From: Giorgis on
I may have things confused.

http://watchmaking.csparks.com/CycloidalGears/

Effectively I need a wheel withone tooth in it to cut a flat surface.

G

PS: I am having trouble using the macro you supplied. Could you give me
some pointers ?

From: That70sTick on
An involute (gear tooth) and an epicyclic curve are very similar.

Picture the following for drawing an involute:
·A string wrapped around a spool with a pencil on the end.
·As the string unwraps with the string held tight, the traced path is
an involute.

I once needed to cut a true involute on CNC from SW geometry. I laid
out a series of construction sketches (8 in total) equivalent to
"unwrapping" string at 5° intervals. The endpoints of the 8 "strings"
were used to anchor a spline. An additional aid was that the "strings"
were instantaneously perpendicular to the involute path, making it
possible to use tangent constraints to help form the spline.

From: TOP on
1. Make a dummy macro by turning record on and then off.
2. Save the macro as epi or some other descriptive name.
3. Open the macro you just created in macro editor
4. In the editor window erase everything.
5. Paste in the macro I posted
6. Start a new part.
7. Make sure the name for the Front plane matches that in the macro.
8. Hit run. The macro should draw a close approximation of an four
petal epicycloid.

From: rmchugh on
TOP wrote:
> 1. Make a dummy macro by turning record on and then off.
> 2. Save the macro as epi or some other descriptive name.
> 3. Open the macro you just created in macro editor
> 4. In the editor window erase everything.
> 5. Paste in the macro I posted
> 6. Start a new part.
> 7. Make sure the name for the Front plane matches that in the macro.
> 8. Hit run. The macro should draw a close approximation of an four
> petal epicycloid.
>

By the way, the units for the 'a' dimension is in meters.
You may want to convert unless you need a 60+ foot epicyclic.

I thought the macro wasn't working until I thought to zoom out.


....

• [DATA SHOWN]
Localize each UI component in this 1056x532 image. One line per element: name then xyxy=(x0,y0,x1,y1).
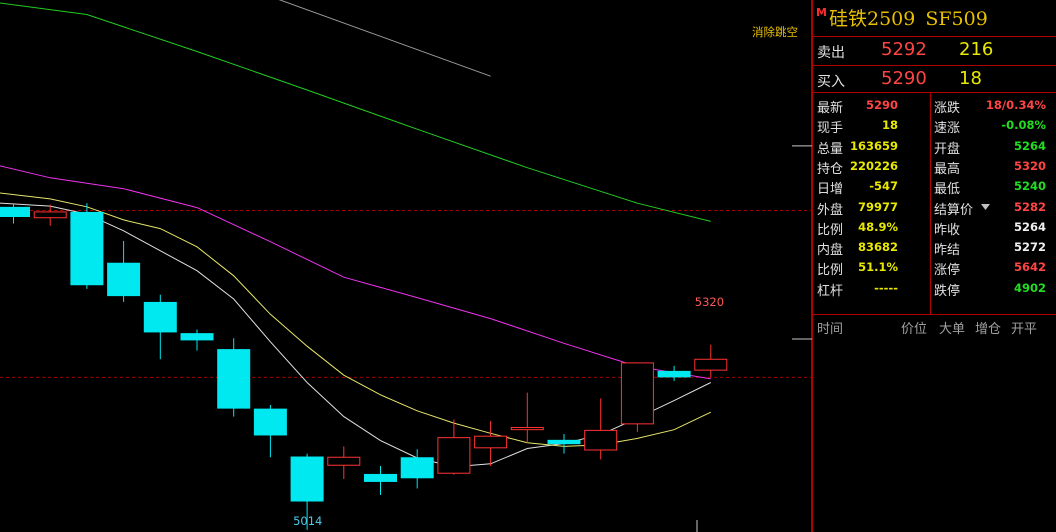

• [AIM OF THE TASK] In the forum thread above, what unit is the macro's 'a' dimension in?

• [THE REPLY] Meters.